··· RECORDS FOR THE TASK
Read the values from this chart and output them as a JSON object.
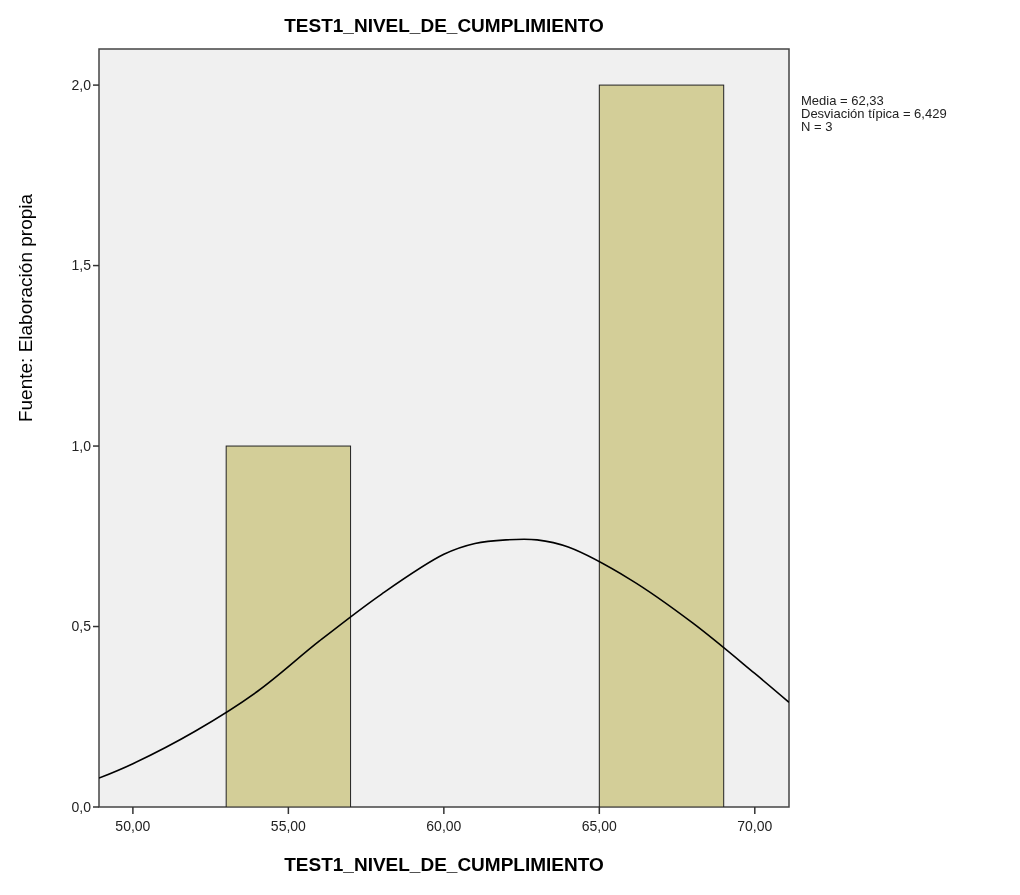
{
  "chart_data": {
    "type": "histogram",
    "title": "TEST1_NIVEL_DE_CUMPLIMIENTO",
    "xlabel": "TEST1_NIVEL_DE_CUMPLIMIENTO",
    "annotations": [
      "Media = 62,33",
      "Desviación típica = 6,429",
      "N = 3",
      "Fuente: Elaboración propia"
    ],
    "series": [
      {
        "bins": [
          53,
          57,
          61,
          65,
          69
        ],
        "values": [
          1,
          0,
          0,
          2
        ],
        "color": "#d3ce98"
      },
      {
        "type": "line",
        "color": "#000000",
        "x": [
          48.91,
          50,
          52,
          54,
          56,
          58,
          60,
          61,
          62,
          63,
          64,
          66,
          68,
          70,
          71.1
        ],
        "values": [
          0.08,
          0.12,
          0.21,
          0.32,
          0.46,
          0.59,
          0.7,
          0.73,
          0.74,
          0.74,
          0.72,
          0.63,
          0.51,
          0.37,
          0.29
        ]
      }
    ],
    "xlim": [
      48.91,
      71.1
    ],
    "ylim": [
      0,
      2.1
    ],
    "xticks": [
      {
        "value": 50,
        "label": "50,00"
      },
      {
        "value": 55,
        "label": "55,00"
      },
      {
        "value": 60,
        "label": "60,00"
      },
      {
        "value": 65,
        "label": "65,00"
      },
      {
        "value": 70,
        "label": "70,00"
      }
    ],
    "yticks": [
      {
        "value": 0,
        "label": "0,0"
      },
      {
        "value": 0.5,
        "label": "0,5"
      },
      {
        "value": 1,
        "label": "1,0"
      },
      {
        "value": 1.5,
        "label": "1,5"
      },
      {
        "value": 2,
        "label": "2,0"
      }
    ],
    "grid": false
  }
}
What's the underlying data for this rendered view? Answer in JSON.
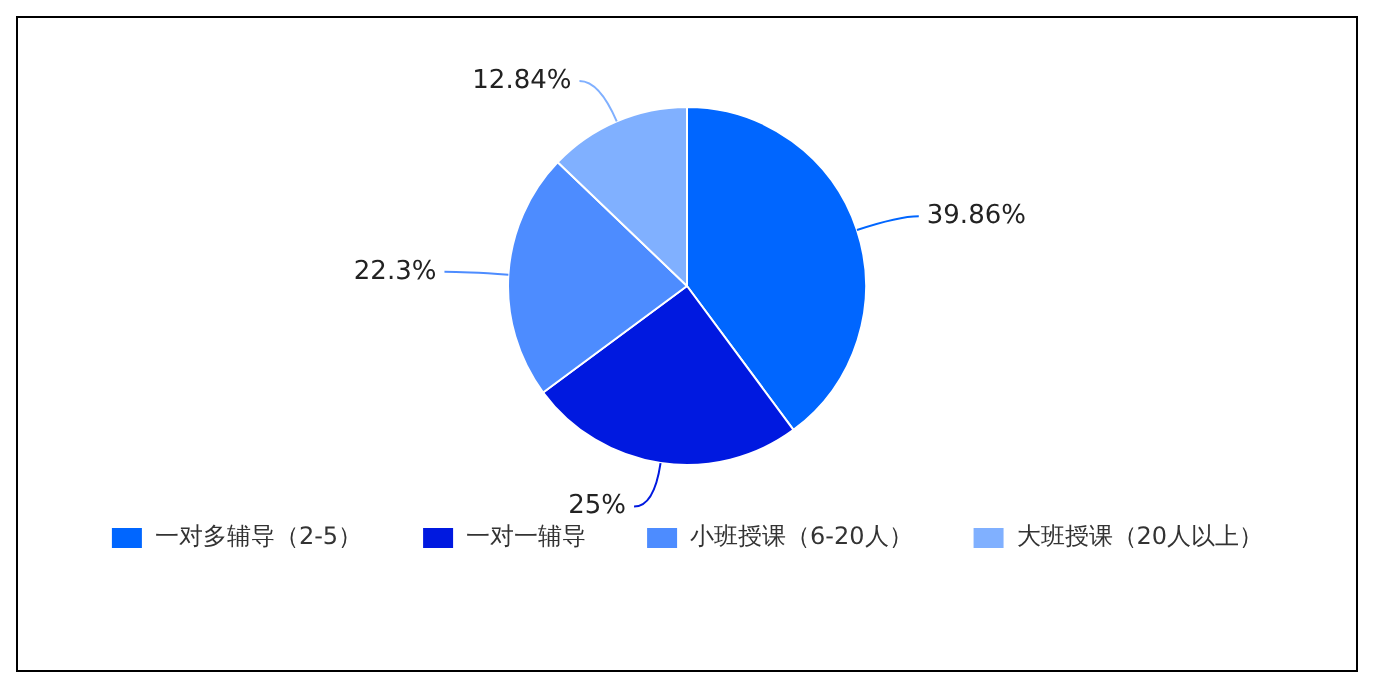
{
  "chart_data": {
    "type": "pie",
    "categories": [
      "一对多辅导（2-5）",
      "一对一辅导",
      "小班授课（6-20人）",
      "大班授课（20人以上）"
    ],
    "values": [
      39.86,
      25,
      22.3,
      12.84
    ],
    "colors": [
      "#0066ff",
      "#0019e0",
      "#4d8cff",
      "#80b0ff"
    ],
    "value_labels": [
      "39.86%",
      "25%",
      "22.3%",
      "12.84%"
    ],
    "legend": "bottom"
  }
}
······
# [AIM]
Your task is to pick out every line with the string "this" and copy it.

# [TASK OUTPUT]
Read the values from this chart and output them as a JSON object.
What's the underlying data for this rendered view? Answer in JSON.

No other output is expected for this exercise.